*INSTRUCTIONS FOR THE TASK*.
Check each line of the material below for "Durgea". Report how many have it, with no other words.

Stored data
— Begin —

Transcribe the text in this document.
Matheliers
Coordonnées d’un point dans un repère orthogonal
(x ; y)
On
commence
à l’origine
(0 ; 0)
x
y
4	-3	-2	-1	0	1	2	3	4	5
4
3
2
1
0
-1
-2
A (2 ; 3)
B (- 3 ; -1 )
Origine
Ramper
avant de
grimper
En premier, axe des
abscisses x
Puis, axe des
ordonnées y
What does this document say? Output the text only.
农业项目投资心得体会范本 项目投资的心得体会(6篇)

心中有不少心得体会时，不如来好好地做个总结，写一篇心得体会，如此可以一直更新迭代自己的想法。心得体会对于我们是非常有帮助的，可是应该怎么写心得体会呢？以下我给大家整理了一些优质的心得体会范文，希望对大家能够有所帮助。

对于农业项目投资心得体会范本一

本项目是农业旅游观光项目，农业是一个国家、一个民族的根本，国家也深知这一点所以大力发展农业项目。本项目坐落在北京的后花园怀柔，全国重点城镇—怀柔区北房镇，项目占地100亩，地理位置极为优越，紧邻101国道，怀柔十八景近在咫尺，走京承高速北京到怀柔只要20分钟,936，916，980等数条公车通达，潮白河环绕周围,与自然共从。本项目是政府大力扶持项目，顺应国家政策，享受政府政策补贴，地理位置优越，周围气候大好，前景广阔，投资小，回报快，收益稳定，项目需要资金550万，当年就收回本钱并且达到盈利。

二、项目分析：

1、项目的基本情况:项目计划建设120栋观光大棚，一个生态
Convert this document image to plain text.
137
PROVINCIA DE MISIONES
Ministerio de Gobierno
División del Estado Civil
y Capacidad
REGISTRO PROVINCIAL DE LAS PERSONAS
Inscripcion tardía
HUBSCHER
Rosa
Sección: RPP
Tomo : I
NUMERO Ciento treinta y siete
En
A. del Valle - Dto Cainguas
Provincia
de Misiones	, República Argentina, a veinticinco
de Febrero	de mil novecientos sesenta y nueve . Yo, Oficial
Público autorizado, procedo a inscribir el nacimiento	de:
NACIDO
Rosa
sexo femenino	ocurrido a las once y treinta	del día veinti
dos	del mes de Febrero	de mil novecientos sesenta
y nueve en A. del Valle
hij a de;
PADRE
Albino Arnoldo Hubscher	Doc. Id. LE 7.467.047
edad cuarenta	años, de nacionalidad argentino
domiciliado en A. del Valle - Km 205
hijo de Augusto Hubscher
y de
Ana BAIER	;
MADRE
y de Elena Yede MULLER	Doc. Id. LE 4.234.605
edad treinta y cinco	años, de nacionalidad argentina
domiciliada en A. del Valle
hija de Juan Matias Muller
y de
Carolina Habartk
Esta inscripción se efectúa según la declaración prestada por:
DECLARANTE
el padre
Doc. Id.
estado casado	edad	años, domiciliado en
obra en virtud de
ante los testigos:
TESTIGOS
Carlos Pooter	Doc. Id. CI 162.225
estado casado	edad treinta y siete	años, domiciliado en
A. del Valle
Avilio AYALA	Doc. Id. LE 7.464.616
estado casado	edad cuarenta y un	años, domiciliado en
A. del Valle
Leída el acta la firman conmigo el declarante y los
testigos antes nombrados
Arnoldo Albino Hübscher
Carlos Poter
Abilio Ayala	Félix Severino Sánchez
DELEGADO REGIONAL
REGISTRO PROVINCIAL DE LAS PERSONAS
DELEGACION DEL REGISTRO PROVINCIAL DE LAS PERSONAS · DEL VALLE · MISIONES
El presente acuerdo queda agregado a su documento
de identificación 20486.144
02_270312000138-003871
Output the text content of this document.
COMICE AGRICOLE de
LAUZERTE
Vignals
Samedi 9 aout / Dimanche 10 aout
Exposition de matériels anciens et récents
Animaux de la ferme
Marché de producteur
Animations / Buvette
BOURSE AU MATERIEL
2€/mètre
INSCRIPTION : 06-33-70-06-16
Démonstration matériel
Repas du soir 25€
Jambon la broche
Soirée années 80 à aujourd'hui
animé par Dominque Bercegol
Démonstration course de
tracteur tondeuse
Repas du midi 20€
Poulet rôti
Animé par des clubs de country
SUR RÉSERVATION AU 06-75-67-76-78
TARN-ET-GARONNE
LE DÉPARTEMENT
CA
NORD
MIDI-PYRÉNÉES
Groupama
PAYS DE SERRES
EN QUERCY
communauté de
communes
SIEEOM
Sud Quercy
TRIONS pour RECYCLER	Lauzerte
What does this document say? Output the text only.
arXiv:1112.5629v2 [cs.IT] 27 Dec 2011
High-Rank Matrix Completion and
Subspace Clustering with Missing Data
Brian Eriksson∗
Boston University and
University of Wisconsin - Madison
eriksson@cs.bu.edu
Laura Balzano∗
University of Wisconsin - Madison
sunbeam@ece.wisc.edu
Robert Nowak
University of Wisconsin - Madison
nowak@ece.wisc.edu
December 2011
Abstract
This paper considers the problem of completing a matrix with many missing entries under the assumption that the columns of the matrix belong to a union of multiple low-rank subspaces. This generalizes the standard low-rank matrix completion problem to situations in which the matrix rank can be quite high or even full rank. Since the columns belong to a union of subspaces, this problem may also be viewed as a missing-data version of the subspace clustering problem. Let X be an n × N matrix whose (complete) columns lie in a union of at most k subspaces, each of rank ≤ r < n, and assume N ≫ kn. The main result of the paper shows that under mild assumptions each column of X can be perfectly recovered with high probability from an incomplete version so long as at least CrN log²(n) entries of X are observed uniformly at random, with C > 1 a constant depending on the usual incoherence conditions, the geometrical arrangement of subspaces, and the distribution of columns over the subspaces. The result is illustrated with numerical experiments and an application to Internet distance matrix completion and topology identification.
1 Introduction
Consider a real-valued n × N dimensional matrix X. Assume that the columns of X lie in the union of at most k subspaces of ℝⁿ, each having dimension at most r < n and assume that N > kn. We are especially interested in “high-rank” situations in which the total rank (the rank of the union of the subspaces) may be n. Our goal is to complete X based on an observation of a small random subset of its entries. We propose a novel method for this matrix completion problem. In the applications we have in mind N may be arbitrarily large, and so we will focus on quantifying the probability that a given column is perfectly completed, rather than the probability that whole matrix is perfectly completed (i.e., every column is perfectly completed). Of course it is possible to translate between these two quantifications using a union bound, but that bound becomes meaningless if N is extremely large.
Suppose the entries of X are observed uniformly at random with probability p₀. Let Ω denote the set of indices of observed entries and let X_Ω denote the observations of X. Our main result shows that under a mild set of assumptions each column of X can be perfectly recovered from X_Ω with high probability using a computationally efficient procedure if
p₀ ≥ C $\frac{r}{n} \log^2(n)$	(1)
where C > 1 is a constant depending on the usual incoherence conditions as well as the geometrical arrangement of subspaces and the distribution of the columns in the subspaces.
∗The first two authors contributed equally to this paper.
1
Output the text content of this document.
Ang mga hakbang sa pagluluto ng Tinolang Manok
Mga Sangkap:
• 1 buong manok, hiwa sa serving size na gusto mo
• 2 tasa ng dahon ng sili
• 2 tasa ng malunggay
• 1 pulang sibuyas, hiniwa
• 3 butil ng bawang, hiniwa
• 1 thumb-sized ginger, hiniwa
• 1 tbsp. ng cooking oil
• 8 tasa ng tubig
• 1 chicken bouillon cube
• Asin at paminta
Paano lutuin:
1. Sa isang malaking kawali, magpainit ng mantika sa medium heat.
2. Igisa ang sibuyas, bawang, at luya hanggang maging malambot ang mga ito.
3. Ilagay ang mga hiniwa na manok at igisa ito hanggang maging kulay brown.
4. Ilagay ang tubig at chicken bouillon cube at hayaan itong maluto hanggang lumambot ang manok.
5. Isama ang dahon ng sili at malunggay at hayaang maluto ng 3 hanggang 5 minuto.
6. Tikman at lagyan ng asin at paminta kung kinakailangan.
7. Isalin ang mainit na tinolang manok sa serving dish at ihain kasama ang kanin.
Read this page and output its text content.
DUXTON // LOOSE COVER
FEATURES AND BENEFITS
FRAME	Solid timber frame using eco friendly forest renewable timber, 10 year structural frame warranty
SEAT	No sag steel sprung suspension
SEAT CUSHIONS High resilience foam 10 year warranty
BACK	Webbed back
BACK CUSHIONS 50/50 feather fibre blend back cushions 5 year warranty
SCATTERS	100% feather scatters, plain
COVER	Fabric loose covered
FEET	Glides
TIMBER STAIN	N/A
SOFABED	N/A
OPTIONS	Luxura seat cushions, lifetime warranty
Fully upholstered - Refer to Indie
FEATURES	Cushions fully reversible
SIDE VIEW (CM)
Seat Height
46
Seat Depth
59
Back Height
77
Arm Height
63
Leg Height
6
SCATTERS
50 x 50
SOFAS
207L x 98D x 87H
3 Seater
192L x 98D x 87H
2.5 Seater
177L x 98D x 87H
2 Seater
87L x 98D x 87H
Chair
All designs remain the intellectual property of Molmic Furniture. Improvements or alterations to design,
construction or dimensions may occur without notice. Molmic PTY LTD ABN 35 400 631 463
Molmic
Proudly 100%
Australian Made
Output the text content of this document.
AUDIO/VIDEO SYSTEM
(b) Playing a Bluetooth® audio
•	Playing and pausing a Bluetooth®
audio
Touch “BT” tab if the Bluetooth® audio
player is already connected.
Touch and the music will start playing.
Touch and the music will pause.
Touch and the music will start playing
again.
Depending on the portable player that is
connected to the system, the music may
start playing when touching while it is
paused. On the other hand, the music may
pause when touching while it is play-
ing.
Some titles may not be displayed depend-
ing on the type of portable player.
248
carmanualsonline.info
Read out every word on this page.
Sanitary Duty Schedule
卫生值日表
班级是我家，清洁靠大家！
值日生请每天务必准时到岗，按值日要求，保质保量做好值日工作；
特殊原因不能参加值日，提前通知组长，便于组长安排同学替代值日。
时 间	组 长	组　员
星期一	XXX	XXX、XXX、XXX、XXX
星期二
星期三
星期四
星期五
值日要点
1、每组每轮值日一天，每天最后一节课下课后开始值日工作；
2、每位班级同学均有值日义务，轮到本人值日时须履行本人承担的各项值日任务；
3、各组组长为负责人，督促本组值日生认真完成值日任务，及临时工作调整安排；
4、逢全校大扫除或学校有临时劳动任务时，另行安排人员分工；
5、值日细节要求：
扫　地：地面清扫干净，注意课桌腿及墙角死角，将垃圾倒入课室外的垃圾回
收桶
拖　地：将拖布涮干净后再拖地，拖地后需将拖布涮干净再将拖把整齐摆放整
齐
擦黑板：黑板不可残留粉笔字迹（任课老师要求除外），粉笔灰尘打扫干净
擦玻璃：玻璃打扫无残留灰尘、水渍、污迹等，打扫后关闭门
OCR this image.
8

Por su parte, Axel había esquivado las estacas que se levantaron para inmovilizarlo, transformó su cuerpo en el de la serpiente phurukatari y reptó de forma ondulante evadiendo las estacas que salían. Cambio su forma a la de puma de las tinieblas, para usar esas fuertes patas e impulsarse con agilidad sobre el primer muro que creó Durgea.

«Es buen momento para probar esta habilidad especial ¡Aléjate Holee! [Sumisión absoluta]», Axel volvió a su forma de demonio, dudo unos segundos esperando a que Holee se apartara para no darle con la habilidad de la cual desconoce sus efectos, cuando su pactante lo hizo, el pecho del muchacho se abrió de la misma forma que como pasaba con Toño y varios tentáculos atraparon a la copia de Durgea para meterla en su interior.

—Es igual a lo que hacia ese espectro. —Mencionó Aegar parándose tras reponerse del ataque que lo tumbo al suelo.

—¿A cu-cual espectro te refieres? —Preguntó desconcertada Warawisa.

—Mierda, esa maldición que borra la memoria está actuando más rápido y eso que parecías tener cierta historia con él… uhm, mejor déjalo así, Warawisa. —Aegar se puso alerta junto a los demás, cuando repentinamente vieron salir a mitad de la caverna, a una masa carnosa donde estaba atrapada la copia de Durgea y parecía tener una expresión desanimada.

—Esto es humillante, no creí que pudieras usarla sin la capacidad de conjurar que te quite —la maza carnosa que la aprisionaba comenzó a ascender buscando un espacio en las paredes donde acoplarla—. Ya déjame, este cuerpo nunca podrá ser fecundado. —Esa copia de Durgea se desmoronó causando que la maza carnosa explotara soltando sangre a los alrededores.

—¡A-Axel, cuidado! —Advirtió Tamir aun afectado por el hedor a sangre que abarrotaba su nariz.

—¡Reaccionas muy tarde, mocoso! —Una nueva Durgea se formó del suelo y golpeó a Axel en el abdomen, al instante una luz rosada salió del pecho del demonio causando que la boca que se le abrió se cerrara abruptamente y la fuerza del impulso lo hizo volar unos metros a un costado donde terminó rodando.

— End —

*WRITTEN ANSWER*.
5